▶ [WORK TO DO]:
Set down all of the data exactly as it appears.

Records from a collection
•••••

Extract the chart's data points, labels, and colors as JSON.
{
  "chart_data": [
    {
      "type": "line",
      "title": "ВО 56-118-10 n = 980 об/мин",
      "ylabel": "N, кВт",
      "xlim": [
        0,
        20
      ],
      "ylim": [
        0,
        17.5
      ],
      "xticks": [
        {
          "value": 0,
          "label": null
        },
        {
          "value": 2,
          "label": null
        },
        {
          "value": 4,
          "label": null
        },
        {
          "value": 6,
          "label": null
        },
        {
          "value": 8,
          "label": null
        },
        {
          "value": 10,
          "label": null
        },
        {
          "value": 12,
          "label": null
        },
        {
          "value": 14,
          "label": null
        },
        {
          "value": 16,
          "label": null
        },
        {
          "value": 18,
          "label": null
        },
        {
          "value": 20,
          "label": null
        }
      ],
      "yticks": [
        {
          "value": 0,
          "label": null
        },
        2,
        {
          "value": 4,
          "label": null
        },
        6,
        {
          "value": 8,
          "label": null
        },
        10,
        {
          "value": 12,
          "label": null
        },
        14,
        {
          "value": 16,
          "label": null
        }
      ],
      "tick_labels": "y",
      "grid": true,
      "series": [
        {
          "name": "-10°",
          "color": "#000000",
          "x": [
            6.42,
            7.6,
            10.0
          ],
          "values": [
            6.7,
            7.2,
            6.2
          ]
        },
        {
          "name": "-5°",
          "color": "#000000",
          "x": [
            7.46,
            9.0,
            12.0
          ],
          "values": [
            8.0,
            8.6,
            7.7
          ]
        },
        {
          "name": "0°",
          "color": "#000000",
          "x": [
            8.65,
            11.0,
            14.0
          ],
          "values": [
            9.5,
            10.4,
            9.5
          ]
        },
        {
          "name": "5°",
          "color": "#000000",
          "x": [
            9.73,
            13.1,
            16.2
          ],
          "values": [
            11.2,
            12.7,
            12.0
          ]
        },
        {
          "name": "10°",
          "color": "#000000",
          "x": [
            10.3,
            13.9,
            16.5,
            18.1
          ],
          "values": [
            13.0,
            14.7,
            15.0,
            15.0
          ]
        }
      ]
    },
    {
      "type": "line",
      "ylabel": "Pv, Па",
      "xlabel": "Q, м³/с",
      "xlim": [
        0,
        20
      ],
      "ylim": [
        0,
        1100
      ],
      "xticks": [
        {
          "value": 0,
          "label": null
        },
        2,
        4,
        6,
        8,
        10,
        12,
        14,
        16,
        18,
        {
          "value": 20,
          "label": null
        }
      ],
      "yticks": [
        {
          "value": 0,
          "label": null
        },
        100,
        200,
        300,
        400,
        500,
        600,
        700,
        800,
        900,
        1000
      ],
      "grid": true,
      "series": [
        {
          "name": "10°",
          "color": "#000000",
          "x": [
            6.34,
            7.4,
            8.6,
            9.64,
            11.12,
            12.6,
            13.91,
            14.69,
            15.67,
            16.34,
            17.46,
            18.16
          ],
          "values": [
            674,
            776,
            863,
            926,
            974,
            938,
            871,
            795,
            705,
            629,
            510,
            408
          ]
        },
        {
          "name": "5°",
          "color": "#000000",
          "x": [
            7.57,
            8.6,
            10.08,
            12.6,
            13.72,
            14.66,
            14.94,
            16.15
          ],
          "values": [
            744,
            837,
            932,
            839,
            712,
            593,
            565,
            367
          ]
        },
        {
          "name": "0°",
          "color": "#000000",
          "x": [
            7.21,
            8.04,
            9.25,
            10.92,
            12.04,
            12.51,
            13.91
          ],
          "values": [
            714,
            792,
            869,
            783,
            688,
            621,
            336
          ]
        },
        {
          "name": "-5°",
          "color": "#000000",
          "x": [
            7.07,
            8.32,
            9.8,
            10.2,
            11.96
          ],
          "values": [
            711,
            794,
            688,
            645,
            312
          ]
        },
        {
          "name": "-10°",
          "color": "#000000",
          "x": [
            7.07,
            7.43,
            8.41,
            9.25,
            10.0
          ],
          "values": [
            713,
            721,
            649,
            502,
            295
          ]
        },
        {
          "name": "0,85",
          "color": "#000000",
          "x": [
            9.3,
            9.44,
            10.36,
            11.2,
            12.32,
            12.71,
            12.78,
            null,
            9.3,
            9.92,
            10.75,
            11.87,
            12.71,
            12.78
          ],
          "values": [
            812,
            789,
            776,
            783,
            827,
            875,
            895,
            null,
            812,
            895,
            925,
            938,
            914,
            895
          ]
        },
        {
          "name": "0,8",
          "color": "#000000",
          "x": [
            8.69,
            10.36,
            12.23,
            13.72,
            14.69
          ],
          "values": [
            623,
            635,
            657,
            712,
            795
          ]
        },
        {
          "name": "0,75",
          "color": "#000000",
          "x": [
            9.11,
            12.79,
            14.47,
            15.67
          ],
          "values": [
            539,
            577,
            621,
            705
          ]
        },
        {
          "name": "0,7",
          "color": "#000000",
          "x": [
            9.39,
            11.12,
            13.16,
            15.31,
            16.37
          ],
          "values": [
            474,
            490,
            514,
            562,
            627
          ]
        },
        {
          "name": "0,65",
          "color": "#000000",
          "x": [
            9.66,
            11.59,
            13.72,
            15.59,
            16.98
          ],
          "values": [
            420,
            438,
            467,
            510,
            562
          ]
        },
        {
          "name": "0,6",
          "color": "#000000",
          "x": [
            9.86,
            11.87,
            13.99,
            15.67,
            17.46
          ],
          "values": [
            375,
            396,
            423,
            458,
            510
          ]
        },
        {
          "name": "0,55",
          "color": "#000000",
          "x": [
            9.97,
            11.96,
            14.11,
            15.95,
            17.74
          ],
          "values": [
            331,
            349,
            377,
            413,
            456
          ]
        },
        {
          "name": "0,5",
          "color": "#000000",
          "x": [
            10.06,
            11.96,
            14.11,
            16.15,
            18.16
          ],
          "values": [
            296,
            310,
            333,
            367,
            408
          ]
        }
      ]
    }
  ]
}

•••••

▶ [COMPLETE RESPONSE]:
Extract the chart's data points, labels, and colors as JSON.
{
  "chart_data": [
    {
      "type": "line",
      "title": "ВО 56-118-10 n = 980 об/мин",
      "ylabel": "N, кВт",
      "xlim": [
        0,
        20
      ],
      "ylim": [
        0,
        17.5
      ],
      "xticks": [
        {
          "value": 0,
          "label": null
        },
        {
          "value": 2,
          "label": null
        },
        {
          "value": 4,
          "label": null
        },
        {
          "value": 6,
          "label": null
        },
        {
          "value": 8,
          "label": null
        },
        {
          "value": 10,
          "label": null
        },
        {
          "value": 12,
          "label": null
        },
        {
          "value": 14,
          "label": null
        },
        {
          "value": 16,
          "label": null
        },
        {
          "value": 18,
          "label": null
        },
        {
          "value": 20,
          "label": null
        }
      ],
      "yticks": [
        {
          "value": 0,
          "label": null
        },
        2,
        {
          "value": 4,
          "label": null
        },
        6,
        {
          "value": 8,
          "label": null
        },
        10,
        {
          "value": 12,
          "label": null
        },
        14,
        {
          "value": 16,
          "label": null
        }
      ],
      "tick_labels": "y",
      "grid": true,
      "series": [
        {
          "name": "-10°",
          "color": "#000000",
          "x": [
            6.42,
            7.6,
            10.0
          ],
          "values": [
            6.7,
            7.2,
            6.2
          ]
        },
        {
          "name": "-5°",
          "color": "#000000",
          "x": [
            7.46,
            9.0,
            12.0
          ],
          "values": [
            8.0,
            8.6,
            7.7
          ]
        },
        {
          "name": "0°",
          "color": "#000000",
          "x": [
            8.65,
            11.0,
            14.0
          ],
          "values": [
            9.5,
            10.4,
            9.5
          ]
        },
        {
          "name": "5°",
          "color": "#000000",
          "x": [
            9.73,
            13.1,
            16.2
          ],
          "values": [
            11.2,
            12.7,
            12.0
          ]
        },
        {
          "name": "10°",
          "color": "#000000",
          "x": [
            10.3,
            13.9,
            16.5,
            18.1
          ],
          "values": [
            13.0,
            14.7,
            15.0,
            15.0
          ]
        }
      ]
    },
    {
      "type": "line",
      "ylabel": "Pv, Па",
      "xlabel": "Q, м³/с",
      "xlim": [
        0,
        20
      ],
      "ylim": [
        0,
        1100
      ],
      "xticks": [
        {
          "value": 0,
          "label": null
        },
        2,
        4,
        6,
        8,
        10,
        12,
        14,
        16,
        18,
        {
          "value": 20,
          "label": null
        }
      ],
      "yticks": [
        {
          "value": 0,
          "label": null
        },
        100,
        200,
        300,
        400,
        500,
        600,
        700,
        800,
        900,
        1000
      ],
      "grid": true,
      "series": [
        {
          "name": "10°",
          "color": "#000000",
          "x": [
            6.34,
            7.4,
            8.6,
            9.64,
            11.12,
            12.6,
            13.91,
            14.69,
            15.67,
            16.34,
            17.46,
            18.16
          ],
          "values": [
            674,
            776,
            863,
            926,
            974,
            938,
            871,
            795,
            705,
            629,
            510,
            408
          ]
        },
        {
          "name": "5°",
          "color": "#000000",
          "x": [
            7.57,
            8.6,
            10.08,
            12.6,
            13.72,
            14.66,
            14.94,
            16.15
          ],
          "values": [
            744,
            837,
            932,
            839,
            712,
            593,
            565,
            367
          ]
        },
        {
          "name": "0°",
          "color": "#000000",
          "x": [
            7.21,
            8.04,
            9.25,
            10.92,
            12.04,
            12.51,
            13.91
          ],
          "values": [
            714,
            792,
            869,
            783,
            688,
            621,
            336
          ]
        },
        {
          "name": "-5°",
          "color": "#000000",
          "x": [
            7.07,
            8.32,
            9.8,
            10.2,
            11.96
          ],
          "values": [
            711,
            794,
            688,
            645,
            312
          ]
        },
        {
          "name": "-10°",
          "color": "#000000",
          "x": [
            7.07,
            7.43,
            8.41,
            9.25,
            10.0
          ],
          "values": [
            713,
            721,
            649,
            502,
            295
          ]
        },
        {
          "name": "0,85",
          "color": "#000000",
          "x": [
            9.3,
            9.44,
            10.36,
            11.2,
            12.32,
            12.71,
            12.78,
            null,
            9.3,
            9.92,
            10.75,
            11.87,
            12.71,
            12.78
          ],
          "values": [
            812,
            789,
            776,
            783,
            827,
            875,
            895,
            null,
            812,
            895,
            925,
            938,
            914,
            895
          ]
        },
        {
          "name": "0,8",
          "color": "#000000",
          "x": [
            8.69,
            10.36,
            12.23,
            13.72,
            14.69
          ],
          "values": [
            623,
            635,
            657,
            712,
            795
          ]
        },
        {
          "name": "0,75",
          "color": "#000000",
          "x": [
            9.11,
            12.79,
            14.47,
            15.67
          ],
          "values": [
            539,
            577,
            621,
            705
          ]
        },
        {
          "name": "0,7",
          "color": "#000000",
          "x": [
            9.39,
            11.12,
            13.16,
            15.31,
            16.37
          ],
          "values": [
            474,
            490,
            514,
            562,
            627
          ]
        },
        {
          "name": "0,65",
          "color": "#000000",
          "x": [
            9.66,
            11.59,
            13.72,
            15.59,
            16.98
          ],
          "values": [
            420,
            438,
            467,
            510,
            562
          ]
        },
        {
          "name": "0,6",
          "color": "#000000",
          "x": [
            9.86,
            11.87,
            13.99,
            15.67,
            17.46
          ],
          "values": [
            375,
            396,
            423,
            458,
            510
          ]
        },
        {
          "name": "0,55",
          "color": "#000000",
          "x": [
            9.97,
            11.96,
            14.11,
            15.95,
            17.74
          ],
          "values": [
            331,
            349,
            377,
            413,
            456
          ]
        },
        {
          "name": "0,5",
          "color": "#000000",
          "x": [
            10.06,
            11.96,
            14.11,
            16.15,
            18.16
          ],
          "values": [
            296,
            310,
            333,
            367,
            408
          ]
        }
      ]
    }
  ]
}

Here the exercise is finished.